§ Directive
Print the whole listing exactly.

§ Data extract
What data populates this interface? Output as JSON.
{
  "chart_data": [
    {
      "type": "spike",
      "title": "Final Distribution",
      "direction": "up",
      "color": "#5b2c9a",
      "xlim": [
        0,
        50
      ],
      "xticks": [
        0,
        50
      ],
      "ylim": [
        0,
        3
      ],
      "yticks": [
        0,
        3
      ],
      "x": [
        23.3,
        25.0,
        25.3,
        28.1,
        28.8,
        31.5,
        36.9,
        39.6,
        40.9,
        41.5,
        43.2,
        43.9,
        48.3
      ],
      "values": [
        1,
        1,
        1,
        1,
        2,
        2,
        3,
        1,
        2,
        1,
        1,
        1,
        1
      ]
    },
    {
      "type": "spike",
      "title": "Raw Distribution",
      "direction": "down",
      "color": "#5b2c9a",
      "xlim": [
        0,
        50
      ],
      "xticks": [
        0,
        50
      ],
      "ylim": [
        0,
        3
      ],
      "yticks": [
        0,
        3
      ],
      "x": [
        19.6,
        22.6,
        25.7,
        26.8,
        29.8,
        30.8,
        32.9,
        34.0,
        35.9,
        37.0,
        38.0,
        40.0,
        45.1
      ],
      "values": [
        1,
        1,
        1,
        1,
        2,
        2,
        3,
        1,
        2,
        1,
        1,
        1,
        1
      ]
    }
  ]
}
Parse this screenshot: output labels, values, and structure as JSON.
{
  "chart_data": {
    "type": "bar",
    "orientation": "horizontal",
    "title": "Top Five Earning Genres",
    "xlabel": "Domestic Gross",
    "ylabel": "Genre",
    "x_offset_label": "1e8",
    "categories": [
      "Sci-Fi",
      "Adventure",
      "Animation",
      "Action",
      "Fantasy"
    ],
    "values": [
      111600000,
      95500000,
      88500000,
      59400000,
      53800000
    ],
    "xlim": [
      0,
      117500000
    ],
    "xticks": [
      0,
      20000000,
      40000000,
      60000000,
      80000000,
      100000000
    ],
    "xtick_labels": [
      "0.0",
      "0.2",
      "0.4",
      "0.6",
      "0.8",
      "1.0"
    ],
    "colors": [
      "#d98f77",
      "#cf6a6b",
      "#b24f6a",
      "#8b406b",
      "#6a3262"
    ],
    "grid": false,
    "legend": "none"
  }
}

§ The output
What data populates this interface? Output as JSON.
{
  "chart_data": [
    {
      "type": "spike",
      "title": "Final Distribution",
      "direction": "up",
      "color": "#5b2c9a",
      "xlim": [
        0,
        50
      ],
      "xticks": [
        0,
        50
      ],
      "ylim": [
        0,
        3
      ],
      "yticks": [
        0,
        3
      ],
      "x": [
        23.3,
        25.0,
        25.3,
        28.1,
        28.8,
        31.5,
        36.9,
        39.6,
        40.9,
        41.5,
        43.2,
        43.9,
        48.3
      ],
      "values": [
        1,
        1,
        1,
        1,
        2,
        2,
        3,
        1,
        2,
        1,
        1,
        1,
        1
      ]
    },
    {
      "type": "spike",
      "title": "Raw Distribution",
      "direction": "down",
      "color": "#5b2c9a",
      "xlim": [
        0,
        50
      ],
      "xticks": [
        0,
        50
      ],
      "ylim": [
        0,
        3
      ],
      "yticks": [
        0,
        3
      ],
      "x": [
        19.6,
        22.6,
        25.7,
        26.8,
        29.8,
        30.8,
        32.9,
        34.0,
        35.9,
        37.0,
        38.0,
        40.0,
        45.1
      ],
      "values": [
        1,
        1,
        1,
        1,
        2,
        2,
        3,
        1,
        2,
        1,
        1,
        1,
        1
      ]
    }
  ]
}
Parse this screenshot: output labels, values, and structure as JSON.
{
  "chart_data": {
    "type": "bar",
    "orientation": "horizontal",
    "title": "Top Five Earning Genres",
    "xlabel": "Domestic Gross",
    "ylabel": "Genre",
    "x_offset_label": "1e8",
    "categories": [
      "Sci-Fi",
      "Adventure",
      "Animation",
      "Action",
      "Fantasy"
    ],
    "values": [
      111600000,
      95500000,
      88500000,
      59400000,
      53800000
    ],
    "xlim": [
      0,
      117500000
    ],
    "xticks": [
      0,
      20000000,
      40000000,
      60000000,
      80000000,
      100000000
    ],
    "xtick_labels": [
      "0.0",
      "0.2",
      "0.4",
      "0.6",
      "0.8",
      "1.0"
    ],
    "colors": [
      "#d98f77",
      "#cf6a6b",
      "#b24f6a",
      "#8b406b",
      "#6a3262"
    ],
    "grid": false,
    "legend": "none"
  }
}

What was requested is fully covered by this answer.